Recorded data:

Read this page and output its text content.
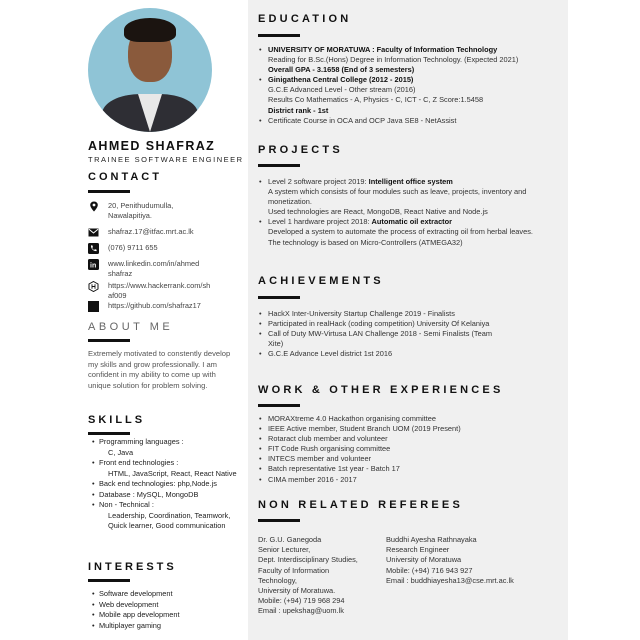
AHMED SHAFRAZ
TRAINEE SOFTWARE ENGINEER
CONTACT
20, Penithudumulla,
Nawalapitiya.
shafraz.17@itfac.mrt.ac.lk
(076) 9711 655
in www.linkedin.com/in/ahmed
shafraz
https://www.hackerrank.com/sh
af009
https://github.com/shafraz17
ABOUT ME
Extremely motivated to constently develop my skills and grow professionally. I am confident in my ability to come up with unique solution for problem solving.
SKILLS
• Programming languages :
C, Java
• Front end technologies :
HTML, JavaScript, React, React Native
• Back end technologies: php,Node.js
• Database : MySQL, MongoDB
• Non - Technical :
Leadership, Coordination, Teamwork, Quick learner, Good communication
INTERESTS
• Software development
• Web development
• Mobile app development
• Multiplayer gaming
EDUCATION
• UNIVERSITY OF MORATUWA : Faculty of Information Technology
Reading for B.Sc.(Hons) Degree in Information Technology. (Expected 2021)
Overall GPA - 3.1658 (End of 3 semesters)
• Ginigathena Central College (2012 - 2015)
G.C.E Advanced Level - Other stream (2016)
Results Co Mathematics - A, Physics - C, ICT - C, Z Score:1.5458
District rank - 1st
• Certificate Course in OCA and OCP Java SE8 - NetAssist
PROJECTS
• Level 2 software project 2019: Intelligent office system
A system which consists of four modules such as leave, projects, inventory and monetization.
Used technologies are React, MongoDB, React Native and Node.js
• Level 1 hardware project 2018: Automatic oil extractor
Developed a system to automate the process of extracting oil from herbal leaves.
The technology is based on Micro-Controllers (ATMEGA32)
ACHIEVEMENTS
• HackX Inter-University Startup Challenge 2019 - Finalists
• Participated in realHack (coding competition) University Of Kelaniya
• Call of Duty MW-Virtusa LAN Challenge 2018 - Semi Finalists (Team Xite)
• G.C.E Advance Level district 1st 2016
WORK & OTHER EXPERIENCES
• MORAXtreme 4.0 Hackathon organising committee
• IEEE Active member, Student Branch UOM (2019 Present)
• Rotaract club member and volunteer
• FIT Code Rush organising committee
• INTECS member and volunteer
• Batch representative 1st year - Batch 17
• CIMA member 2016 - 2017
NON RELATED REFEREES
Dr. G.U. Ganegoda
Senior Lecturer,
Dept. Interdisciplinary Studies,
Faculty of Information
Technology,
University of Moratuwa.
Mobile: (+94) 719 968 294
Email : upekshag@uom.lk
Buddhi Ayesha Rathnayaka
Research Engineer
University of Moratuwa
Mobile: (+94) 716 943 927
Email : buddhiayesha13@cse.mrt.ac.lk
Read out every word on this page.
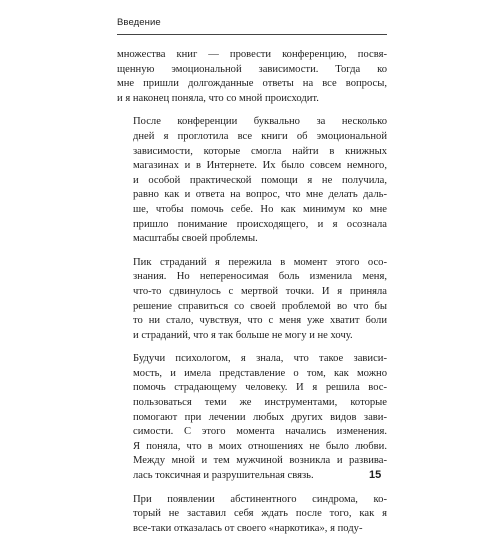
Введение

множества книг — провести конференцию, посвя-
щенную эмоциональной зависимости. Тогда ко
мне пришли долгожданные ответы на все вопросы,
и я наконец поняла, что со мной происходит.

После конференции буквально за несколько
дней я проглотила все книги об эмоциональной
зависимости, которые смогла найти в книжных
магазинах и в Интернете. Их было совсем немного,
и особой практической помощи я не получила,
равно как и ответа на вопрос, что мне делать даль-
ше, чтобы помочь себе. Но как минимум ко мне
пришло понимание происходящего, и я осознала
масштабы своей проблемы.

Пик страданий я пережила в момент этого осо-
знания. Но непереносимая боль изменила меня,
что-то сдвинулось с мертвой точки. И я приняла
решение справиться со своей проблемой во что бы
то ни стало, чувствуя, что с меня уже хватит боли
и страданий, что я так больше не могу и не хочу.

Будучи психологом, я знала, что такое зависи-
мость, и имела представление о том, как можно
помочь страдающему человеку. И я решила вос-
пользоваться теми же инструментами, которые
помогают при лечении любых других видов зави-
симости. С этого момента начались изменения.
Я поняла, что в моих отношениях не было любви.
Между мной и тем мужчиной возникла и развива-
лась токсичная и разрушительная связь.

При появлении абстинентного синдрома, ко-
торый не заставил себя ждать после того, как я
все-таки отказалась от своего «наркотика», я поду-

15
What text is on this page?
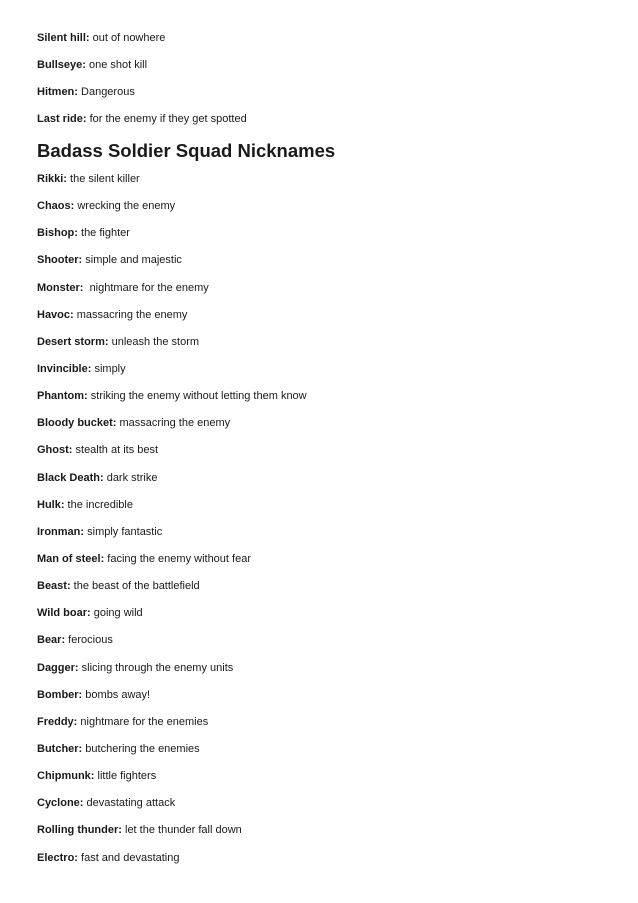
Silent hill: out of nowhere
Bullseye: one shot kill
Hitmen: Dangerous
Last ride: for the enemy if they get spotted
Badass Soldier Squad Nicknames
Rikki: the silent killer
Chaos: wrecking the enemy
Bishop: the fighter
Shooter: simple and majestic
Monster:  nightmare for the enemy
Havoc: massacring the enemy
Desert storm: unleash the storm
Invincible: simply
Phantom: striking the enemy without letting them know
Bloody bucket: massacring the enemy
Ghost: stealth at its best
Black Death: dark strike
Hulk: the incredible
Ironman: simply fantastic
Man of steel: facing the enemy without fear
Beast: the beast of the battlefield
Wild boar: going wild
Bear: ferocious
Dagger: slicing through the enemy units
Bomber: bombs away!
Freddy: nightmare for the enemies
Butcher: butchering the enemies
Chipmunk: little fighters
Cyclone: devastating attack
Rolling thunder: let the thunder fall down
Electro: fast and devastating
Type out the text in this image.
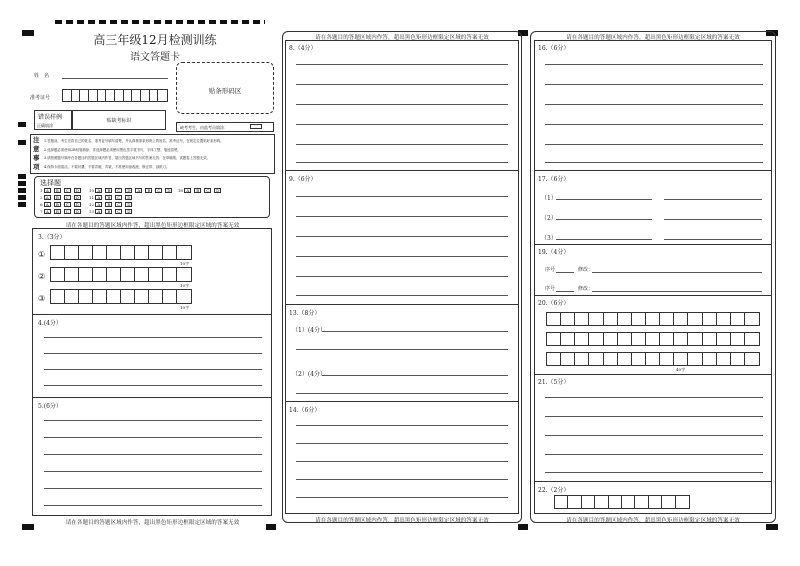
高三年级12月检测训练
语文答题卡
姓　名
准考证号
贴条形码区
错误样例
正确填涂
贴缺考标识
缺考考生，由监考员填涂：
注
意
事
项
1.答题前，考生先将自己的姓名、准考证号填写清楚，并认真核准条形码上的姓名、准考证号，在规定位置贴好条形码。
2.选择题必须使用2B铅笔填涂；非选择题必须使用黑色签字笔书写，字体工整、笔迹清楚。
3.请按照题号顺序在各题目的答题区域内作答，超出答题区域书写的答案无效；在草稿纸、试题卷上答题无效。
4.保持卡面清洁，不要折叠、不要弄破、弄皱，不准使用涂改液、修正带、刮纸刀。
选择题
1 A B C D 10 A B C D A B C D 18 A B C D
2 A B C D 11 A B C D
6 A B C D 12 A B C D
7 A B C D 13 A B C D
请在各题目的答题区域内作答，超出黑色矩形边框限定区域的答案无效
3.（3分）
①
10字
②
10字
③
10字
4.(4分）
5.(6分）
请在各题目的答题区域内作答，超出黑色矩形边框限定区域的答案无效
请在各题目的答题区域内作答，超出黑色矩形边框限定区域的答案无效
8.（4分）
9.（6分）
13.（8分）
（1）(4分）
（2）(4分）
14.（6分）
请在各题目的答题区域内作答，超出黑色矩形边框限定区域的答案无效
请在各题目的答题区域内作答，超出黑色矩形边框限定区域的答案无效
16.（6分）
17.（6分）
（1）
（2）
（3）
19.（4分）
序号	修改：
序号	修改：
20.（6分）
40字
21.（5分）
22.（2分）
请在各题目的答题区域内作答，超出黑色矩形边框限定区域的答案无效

• _Required task_
Exclude the pictures and transcribe all of the entries exactly.

• _Worked solution_
Read this page and output its text content.
AHMED SHAFRAZ
TRAINEE SOFTWARE ENGINEER
CONTACT
20, Penithudumulla,
Nawalapitiya.
shafraz.17@itfac.mrt.ac.lk
(076) 9711 655
in www.linkedin.com/in/ahmed
shafraz
https://www.hackerrank.com/sh
af009
https://github.com/shafraz17
ABOUT ME
Extremely motivated to constently develop my skills and grow professionally. I am confident in my ability to come up with unique solution for problem solving.
SKILLS
• Programming languages :
C, Java
• Front end technologies :
HTML, JavaScript, React, React Native
• Back end technologies: php,Node.js
• Database : MySQL, MongoDB
• Non - Technical :
Leadership, Coordination, Teamwork, Quick learner, Good communication
INTERESTS
• Software development
• Web development
• Mobile app development
• Multiplayer gaming
EDUCATION
• UNIVERSITY OF MORATUWA : Faculty of Information Technology
Reading for B.Sc.(Hons) Degree in Information Technology. (Expected 2021)
Overall GPA - 3.1658 (End of 3 semesters)
• Ginigathena Central College (2012 - 2015)
G.C.E Advanced Level - Other stream (2016)
Results Co Mathematics - A, Physics - C, ICT - C, Z Score:1.5458
District rank - 1st
• Certificate Course in OCA and OCP Java SE8 - NetAssist
PROJECTS
• Level 2 software project 2019: Intelligent office system
A system which consists of four modules such as leave, projects, inventory and monetization.
Used technologies are React, MongoDB, React Native and Node.js
• Level 1 hardware project 2018: Automatic oil extractor
Developed a system to automate the process of extracting oil from herbal leaves.
The technology is based on Micro-Controllers (ATMEGA32)
ACHIEVEMENTS
• HackX Inter-University Startup Challenge 2019 - Finalists
• Participated in realHack (coding competition) University Of Kelaniya
• Call of Duty MW-Virtusa LAN Challenge 2018 - Semi Finalists (Team Xite)
• G.C.E Advance Level district 1st 2016
WORK & OTHER EXPERIENCES
• MORAXtreme 4.0 Hackathon organising committee
• IEEE Active member, Student Branch UOM (2019 Present)
• Rotaract club member and volunteer
• FIT Code Rush organising committee
• INTECS member and volunteer
• Batch representative 1st year - Batch 17
• CIMA member 2016 - 2017
NON RELATED REFEREES
Dr. G.U. Ganegoda
Senior Lecturer,
Dept. Interdisciplinary Studies,
Faculty of Information
Technology,
University of Moratuwa.
Mobile: (+94) 719 968 294
Email : upekshag@uom.lk
Buddhi Ayesha Rathnayaka
Research Engineer
University of Moratuwa
Mobile: (+94) 716 943 927
Email : buddhiayesha13@cse.mrt.ac.lk
Read out every word on this page.
Введение

множества книг — провести конференцию, посвя-
щенную эмоциональной зависимости. Тогда ко
мне пришли долгожданные ответы на все вопросы,
и я наконец поняла, что со мной происходит.

После конференции буквально за несколько
дней я проглотила все книги об эмоциональной
зависимости, которые смогла найти в книжных
магазинах и в Интернете. Их было совсем немного,
и особой практической помощи я не получила,
равно как и ответа на вопрос, что мне делать даль-
ше, чтобы помочь себе. Но как минимум ко мне
пришло понимание происходящего, и я осознала
масштабы своей проблемы.

Пик страданий я пережила в момент этого осо-
знания. Но непереносимая боль изменила меня,
что-то сдвинулось с мертвой точки. И я приняла
решение справиться со своей проблемой во что бы
то ни стало, чувствуя, что с меня уже хватит боли
и страданий, что я так больше не могу и не хочу.

Будучи психологом, я знала, что такое зависи-
мость, и имела представление о том, как можно
помочь страдающему человеку. И я решила вос-
пользоваться теми же инструментами, которые
помогают при лечении любых других видов зави-
симости. С этого момента начались изменения.
Я поняла, что в моих отношениях не было любви.
Между мной и тем мужчиной возникла и развива-
лась токсичная и разрушительная связь.

При появлении абстинентного синдрома, ко-
торый не заставил себя ждать после того, как я
все-таки отказалась от своего «наркотика», я поду-

15
What text is on this page?
Silent hill: out of nowhere
Bullseye: one shot kill
Hitmen: Dangerous
Last ride: for the enemy if they get spotted
Badass Soldier Squad Nicknames
Rikki: the silent killer
Chaos: wrecking the enemy
Bishop: the fighter
Shooter: simple and majestic
Monster:  nightmare for the enemy
Havoc: massacring the enemy
Desert storm: unleash the storm
Invincible: simply
Phantom: striking the enemy without letting them know
Bloody bucket: massacring the enemy
Ghost: stealth at its best
Black Death: dark strike
Hulk: the incredible
Ironman: simply fantastic
Man of steel: facing the enemy without fear
Beast: the beast of the battlefield
Wild boar: going wild
Bear: ferocious
Dagger: slicing through the enemy units
Bomber: bombs away!
Freddy: nightmare for the enemies
Butcher: butchering the enemies
Chipmunk: little fighters
Cyclone: devastating attack
Rolling thunder: let the thunder fall down
Electro: fast and devastating
Type out the text in this image.
高三年级12月检测训练
语文答题卡
姓　名
准考证号
贴条形码区
错误样例
正确填涂
贴缺考标识
缺考考生，由监考员填涂：
注
意
事
项
1.答题前，考生先将自己的姓名、准考证号填写清楚，并认真核准条形码上的姓名、准考证号，在规定位置贴好条形码。
2.选择题必须使用2B铅笔填涂；非选择题必须使用黑色签字笔书写，字体工整、笔迹清楚。
3.请按照题号顺序在各题目的答题区域内作答，超出答题区域书写的答案无效；在草稿纸、试题卷上答题无效。
4.保持卡面清洁，不要折叠、不要弄破、弄皱，不准使用涂改液、修正带、刮纸刀。
选择题
1 A B C D 10 A B C D A B C D 18 A B C D
2 A B C D 11 A B C D
6 A B C D 12 A B C D
7 A B C D 13 A B C D
请在各题目的答题区域内作答，超出黑色矩形边框限定区域的答案无效
3.（3分）
①
10字
②
10字
③
10字
4.(4分）
5.(6分）
请在各题目的答题区域内作答，超出黑色矩形边框限定区域的答案无效
请在各题目的答题区域内作答，超出黑色矩形边框限定区域的答案无效
8.（4分）
9.（6分）
13.（8分）
（1）(4分）
（2）(4分）
14.（6分）
请在各题目的答题区域内作答，超出黑色矩形边框限定区域的答案无效
请在各题目的答题区域内作答，超出黑色矩形边框限定区域的答案无效
16.（6分）
17.（6分）
（1）
（2）
（3）
19.（4分）
序号	修改：
序号	修改：
20.（6分）
40字
21.（5分）
22.（2分）
请在各题目的答题区域内作答，超出黑色矩形边框限定区域的答案无效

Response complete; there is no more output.